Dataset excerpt
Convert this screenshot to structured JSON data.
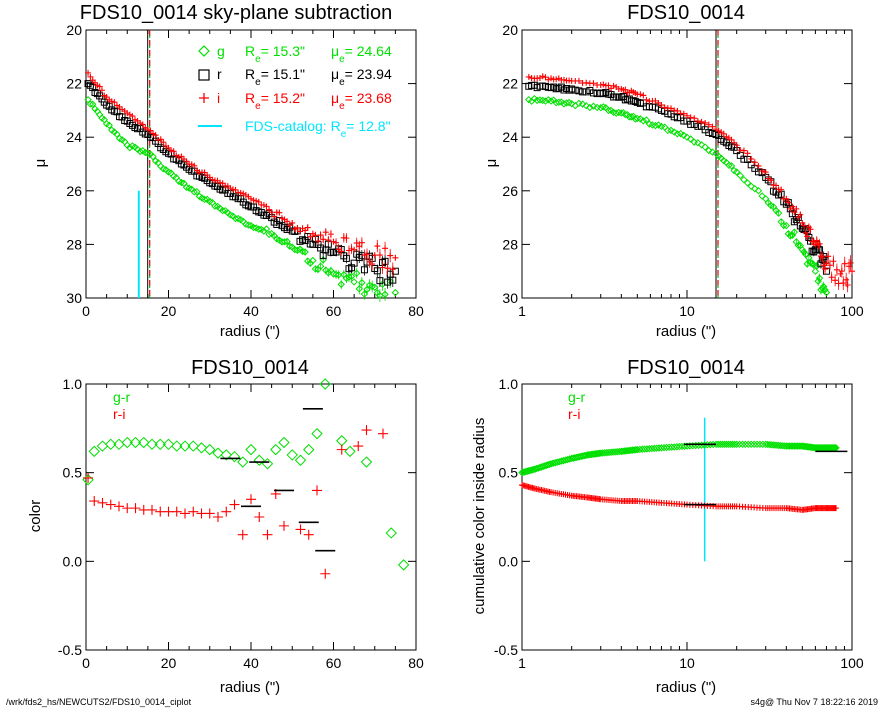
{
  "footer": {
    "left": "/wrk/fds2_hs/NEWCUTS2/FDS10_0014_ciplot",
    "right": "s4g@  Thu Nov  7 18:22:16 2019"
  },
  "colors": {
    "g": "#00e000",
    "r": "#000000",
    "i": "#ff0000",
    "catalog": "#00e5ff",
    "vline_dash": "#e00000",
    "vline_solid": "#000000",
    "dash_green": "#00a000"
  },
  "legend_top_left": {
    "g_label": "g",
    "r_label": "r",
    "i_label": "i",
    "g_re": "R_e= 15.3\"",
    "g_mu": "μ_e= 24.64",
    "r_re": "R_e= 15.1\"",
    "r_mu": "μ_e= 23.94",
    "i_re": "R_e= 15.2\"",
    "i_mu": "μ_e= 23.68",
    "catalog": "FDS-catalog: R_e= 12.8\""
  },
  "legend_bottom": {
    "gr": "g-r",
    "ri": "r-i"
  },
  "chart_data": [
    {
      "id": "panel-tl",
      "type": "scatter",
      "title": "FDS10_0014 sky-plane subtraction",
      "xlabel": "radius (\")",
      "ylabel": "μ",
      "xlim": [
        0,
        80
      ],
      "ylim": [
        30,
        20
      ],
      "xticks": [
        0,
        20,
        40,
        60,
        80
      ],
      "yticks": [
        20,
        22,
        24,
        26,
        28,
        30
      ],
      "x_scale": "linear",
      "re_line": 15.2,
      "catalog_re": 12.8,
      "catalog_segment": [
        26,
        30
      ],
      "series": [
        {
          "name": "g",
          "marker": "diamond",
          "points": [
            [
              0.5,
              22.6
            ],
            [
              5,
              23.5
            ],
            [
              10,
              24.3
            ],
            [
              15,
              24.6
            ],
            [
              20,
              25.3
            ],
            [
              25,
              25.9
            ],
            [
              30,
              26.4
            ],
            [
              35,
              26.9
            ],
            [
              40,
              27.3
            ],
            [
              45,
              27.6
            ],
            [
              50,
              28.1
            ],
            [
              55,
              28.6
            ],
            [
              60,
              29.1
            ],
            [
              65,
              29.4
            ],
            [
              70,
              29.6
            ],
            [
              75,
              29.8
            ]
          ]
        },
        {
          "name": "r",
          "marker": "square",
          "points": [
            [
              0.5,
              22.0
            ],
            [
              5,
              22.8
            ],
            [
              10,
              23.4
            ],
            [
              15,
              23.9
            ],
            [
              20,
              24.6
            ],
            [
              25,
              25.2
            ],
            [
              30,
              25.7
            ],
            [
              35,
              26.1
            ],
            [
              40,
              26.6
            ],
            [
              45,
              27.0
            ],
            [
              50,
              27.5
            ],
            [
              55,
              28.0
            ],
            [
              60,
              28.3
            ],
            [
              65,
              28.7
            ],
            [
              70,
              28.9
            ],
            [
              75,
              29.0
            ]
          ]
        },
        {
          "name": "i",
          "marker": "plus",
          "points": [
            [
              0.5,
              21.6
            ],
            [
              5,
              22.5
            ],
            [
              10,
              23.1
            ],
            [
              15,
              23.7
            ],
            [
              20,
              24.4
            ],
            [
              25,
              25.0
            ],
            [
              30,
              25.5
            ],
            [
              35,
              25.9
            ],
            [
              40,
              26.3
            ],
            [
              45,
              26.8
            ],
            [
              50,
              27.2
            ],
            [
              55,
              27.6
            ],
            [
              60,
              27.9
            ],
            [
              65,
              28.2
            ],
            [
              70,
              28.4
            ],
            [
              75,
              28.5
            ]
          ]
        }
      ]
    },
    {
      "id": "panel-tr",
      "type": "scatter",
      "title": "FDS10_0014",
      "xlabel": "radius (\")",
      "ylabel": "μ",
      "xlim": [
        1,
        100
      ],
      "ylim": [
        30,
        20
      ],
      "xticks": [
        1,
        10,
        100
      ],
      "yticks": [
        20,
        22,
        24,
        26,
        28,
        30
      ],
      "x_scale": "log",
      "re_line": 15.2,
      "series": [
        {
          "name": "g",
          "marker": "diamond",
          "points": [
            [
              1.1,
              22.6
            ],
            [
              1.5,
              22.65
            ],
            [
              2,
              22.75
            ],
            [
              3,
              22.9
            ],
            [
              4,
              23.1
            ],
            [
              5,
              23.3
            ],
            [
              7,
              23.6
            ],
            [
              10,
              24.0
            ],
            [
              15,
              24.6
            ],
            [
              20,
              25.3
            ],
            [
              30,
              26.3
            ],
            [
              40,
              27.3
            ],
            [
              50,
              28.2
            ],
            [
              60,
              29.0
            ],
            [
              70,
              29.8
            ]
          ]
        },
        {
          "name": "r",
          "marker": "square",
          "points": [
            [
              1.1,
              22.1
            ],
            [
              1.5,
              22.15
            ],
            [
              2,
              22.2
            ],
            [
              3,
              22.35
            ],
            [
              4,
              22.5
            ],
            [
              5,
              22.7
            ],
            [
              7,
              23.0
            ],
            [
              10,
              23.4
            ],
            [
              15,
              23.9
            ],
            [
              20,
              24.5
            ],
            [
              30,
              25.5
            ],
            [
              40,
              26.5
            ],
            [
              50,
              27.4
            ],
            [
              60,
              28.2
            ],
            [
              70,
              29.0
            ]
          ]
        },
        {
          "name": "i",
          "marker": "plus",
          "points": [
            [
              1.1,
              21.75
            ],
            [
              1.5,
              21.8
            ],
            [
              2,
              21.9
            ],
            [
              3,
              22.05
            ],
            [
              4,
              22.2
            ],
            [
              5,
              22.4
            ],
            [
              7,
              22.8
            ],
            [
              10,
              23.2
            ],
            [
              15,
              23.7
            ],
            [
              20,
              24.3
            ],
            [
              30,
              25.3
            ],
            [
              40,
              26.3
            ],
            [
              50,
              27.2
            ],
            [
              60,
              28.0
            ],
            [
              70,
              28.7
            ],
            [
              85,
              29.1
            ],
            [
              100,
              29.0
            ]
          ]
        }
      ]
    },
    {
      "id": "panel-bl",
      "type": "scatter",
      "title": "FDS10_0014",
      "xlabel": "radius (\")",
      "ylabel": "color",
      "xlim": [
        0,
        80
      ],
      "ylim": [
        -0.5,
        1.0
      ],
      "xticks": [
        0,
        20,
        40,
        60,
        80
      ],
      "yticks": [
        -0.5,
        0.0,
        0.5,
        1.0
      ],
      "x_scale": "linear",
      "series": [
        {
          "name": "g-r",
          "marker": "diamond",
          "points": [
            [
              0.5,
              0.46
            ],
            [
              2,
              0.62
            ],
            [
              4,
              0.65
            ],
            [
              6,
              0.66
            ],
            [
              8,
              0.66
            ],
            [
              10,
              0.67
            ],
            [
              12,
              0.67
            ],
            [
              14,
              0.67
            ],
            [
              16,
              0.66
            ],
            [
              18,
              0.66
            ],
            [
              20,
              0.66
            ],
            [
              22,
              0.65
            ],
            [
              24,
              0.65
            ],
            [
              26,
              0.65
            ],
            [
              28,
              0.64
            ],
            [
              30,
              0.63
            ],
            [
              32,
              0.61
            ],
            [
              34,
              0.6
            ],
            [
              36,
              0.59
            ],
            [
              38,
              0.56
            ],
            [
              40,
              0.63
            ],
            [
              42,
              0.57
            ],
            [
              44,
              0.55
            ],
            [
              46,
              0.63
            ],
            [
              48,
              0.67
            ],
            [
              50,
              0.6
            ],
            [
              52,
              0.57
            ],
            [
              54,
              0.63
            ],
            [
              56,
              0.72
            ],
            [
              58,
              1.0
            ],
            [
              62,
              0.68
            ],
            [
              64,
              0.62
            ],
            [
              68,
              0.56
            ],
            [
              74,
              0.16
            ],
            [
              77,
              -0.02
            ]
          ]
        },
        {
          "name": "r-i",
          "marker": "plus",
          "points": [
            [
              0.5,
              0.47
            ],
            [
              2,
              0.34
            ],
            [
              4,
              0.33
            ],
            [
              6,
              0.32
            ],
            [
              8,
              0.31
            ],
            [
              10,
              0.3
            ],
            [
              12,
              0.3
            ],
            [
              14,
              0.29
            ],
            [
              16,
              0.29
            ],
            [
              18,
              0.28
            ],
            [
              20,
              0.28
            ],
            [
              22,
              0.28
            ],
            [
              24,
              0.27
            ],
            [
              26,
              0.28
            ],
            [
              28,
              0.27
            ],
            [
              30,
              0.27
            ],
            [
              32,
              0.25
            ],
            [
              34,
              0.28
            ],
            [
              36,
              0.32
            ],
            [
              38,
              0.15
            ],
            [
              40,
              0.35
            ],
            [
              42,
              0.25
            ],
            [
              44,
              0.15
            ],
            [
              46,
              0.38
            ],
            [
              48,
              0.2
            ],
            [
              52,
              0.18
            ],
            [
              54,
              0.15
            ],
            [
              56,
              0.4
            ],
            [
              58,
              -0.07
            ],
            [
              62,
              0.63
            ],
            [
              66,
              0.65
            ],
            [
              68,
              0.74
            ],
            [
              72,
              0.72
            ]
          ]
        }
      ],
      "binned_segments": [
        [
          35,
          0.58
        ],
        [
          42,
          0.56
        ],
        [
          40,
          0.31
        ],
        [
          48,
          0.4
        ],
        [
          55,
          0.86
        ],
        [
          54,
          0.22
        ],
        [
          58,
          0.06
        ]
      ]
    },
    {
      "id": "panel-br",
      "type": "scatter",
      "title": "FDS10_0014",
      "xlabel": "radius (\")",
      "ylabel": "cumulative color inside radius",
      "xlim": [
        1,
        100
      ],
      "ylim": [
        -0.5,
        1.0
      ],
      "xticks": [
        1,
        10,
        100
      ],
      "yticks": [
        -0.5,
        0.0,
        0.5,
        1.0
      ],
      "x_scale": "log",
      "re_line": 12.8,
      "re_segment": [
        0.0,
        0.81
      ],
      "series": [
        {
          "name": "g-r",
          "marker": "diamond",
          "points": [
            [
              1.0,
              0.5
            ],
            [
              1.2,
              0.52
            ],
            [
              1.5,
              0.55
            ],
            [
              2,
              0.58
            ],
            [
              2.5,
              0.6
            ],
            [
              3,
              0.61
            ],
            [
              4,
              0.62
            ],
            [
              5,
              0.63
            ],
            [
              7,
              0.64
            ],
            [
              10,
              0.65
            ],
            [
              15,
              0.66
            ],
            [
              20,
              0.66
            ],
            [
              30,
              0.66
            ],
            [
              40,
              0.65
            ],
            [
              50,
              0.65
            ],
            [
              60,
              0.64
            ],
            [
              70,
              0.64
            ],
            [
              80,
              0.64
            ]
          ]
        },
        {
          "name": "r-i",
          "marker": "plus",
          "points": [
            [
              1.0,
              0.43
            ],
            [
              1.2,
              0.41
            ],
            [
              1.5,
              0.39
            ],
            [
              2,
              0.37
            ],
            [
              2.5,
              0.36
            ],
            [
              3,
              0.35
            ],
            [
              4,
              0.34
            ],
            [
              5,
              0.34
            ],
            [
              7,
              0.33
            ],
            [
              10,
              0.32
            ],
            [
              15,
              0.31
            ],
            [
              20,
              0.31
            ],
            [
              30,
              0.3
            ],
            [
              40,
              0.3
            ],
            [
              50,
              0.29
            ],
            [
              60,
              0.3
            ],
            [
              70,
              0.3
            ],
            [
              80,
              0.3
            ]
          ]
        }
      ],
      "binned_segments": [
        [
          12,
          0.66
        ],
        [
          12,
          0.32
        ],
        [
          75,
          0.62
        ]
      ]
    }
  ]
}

● Task: Only the number is wanted: how many lines contain the string "ylabel"?

● Exercise output: 4